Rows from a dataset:
--------
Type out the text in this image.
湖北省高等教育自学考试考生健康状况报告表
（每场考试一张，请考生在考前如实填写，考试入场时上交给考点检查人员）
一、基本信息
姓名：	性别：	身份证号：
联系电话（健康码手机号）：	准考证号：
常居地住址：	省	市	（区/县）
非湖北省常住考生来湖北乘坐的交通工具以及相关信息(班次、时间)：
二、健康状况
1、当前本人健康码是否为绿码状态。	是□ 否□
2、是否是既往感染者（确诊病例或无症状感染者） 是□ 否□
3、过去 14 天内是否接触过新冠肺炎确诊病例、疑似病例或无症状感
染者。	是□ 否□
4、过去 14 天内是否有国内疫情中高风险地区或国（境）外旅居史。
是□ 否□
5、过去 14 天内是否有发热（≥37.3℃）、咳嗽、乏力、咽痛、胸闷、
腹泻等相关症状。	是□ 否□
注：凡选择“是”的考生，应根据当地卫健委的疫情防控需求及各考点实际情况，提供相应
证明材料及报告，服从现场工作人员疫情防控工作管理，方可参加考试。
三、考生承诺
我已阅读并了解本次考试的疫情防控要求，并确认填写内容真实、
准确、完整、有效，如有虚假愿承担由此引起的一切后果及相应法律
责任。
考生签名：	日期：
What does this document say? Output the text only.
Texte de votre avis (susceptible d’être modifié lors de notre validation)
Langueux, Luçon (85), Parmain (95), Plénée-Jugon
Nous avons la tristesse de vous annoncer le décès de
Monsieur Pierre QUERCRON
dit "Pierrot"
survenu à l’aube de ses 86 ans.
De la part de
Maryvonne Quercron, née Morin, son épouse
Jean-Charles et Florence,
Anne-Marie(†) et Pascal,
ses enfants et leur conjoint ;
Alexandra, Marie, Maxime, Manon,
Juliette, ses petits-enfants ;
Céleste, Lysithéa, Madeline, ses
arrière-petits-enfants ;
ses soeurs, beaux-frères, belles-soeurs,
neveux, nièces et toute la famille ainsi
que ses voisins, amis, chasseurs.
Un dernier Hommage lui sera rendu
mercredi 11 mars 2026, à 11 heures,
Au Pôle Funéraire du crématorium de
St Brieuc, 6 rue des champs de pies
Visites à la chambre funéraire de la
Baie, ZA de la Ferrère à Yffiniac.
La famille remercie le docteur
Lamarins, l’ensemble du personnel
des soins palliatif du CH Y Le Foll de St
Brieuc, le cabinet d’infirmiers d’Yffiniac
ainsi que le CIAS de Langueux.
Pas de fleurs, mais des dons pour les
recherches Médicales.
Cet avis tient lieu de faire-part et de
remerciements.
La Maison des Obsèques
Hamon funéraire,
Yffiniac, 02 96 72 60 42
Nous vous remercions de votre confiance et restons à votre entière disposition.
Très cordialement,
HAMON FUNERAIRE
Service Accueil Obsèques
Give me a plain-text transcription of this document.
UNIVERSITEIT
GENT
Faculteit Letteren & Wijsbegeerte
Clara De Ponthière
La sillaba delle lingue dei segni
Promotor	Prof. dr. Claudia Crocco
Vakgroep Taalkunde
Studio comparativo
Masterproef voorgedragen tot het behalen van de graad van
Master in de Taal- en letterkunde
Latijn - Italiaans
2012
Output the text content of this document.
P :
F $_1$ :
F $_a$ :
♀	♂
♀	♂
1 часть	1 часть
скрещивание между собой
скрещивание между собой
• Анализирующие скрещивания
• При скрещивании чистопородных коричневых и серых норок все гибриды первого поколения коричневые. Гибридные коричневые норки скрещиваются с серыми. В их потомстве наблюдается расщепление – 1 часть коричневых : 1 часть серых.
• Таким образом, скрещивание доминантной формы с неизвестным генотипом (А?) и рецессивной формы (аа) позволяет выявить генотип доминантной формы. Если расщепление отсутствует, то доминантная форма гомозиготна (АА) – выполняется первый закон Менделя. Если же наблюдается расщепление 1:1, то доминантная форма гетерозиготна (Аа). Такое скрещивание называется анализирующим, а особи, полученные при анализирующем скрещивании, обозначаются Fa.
--------
DIRECTIVE:
Using the data above, reproduce every line exactly.

TASK OUTPUT:
Type out the text in this image.
湖北省高等教育自学考试考生健康状况报告表
（每场考试一张，请考生在考前如实填写，考试入场时上交给考点检查人员）
一、基本信息
姓名：	性别：	身份证号：
联系电话（健康码手机号）：	准考证号：
常居地住址：	省	市	（区/县）
非湖北省常住考生来湖北乘坐的交通工具以及相关信息(班次、时间)：
二、健康状况
1、当前本人健康码是否为绿码状态。	是□ 否□
2、是否是既往感染者（确诊病例或无症状感染者） 是□ 否□
3、过去 14 天内是否接触过新冠肺炎确诊病例、疑似病例或无症状感
染者。	是□ 否□
4、过去 14 天内是否有国内疫情中高风险地区或国（境）外旅居史。
是□ 否□
5、过去 14 天内是否有发热（≥37.3℃）、咳嗽、乏力、咽痛、胸闷、
腹泻等相关症状。	是□ 否□
注：凡选择“是”的考生，应根据当地卫健委的疫情防控需求及各考点实际情况，提供相应
证明材料及报告，服从现场工作人员疫情防控工作管理，方可参加考试。
三、考生承诺
我已阅读并了解本次考试的疫情防控要求，并确认填写内容真实、
准确、完整、有效，如有虚假愿承担由此引起的一切后果及相应法律
责任。
考生签名：	日期：
What does this document say? Output the text only.
Texte de votre avis (susceptible d’être modifié lors de notre validation)
Langueux, Luçon (85), Parmain (95), Plénée-Jugon
Nous avons la tristesse de vous annoncer le décès de
Monsieur Pierre QUERCRON
dit "Pierrot"
survenu à l’aube de ses 86 ans.
De la part de
Maryvonne Quercron, née Morin, son épouse
Jean-Charles et Florence,
Anne-Marie(†) et Pascal,
ses enfants et leur conjoint ;
Alexandra, Marie, Maxime, Manon,
Juliette, ses petits-enfants ;
Céleste, Lysithéa, Madeline, ses
arrière-petits-enfants ;
ses soeurs, beaux-frères, belles-soeurs,
neveux, nièces et toute la famille ainsi
que ses voisins, amis, chasseurs.
Un dernier Hommage lui sera rendu
mercredi 11 mars 2026, à 11 heures,
Au Pôle Funéraire du crématorium de
St Brieuc, 6 rue des champs de pies
Visites à la chambre funéraire de la
Baie, ZA de la Ferrère à Yffiniac.
La famille remercie le docteur
Lamarins, l’ensemble du personnel
des soins palliatif du CH Y Le Foll de St
Brieuc, le cabinet d’infirmiers d’Yffiniac
ainsi que le CIAS de Langueux.
Pas de fleurs, mais des dons pour les
recherches Médicales.
Cet avis tient lieu de faire-part et de
remerciements.
La Maison des Obsèques
Hamon funéraire,
Yffiniac, 02 96 72 60 42
Nous vous remercions de votre confiance et restons à votre entière disposition.
Très cordialement,
HAMON FUNERAIRE
Service Accueil Obsèques
Give me a plain-text transcription of this document.
UNIVERSITEIT
GENT
Faculteit Letteren & Wijsbegeerte
Clara De Ponthière
La sillaba delle lingue dei segni
Promotor	Prof. dr. Claudia Crocco
Vakgroep Taalkunde
Studio comparativo
Masterproef voorgedragen tot het behalen van de graad van
Master in de Taal- en letterkunde
Latijn - Italiaans
2012
Output the text content of this document.
P :
F $_1$ :
F $_a$ :
♀	♂
♀	♂
1 часть	1 часть
скрещивание между собой
скрещивание между собой
• Анализирующие скрещивания
• При скрещивании чистопородных коричневых и серых норок все гибриды первого поколения коричневые. Гибридные коричневые норки скрещиваются с серыми. В их потомстве наблюдается расщепление – 1 часть коричневых : 1 часть серых.
• Таким образом, скрещивание доминантной формы с неизвестным генотипом (А?) и рецессивной формы (аа) позволяет выявить генотип доминантной формы. Если расщепление отсутствует, то доминантная форма гомозиготна (АА) – выполняется первый закон Менделя. Если же наблюдается расщепление 1:1, то доминантная форма гетерозиготна (Аа). Такое скрещивание называется анализирующим, а особи, полученные при анализирующем скрещивании, обозначаются Fa.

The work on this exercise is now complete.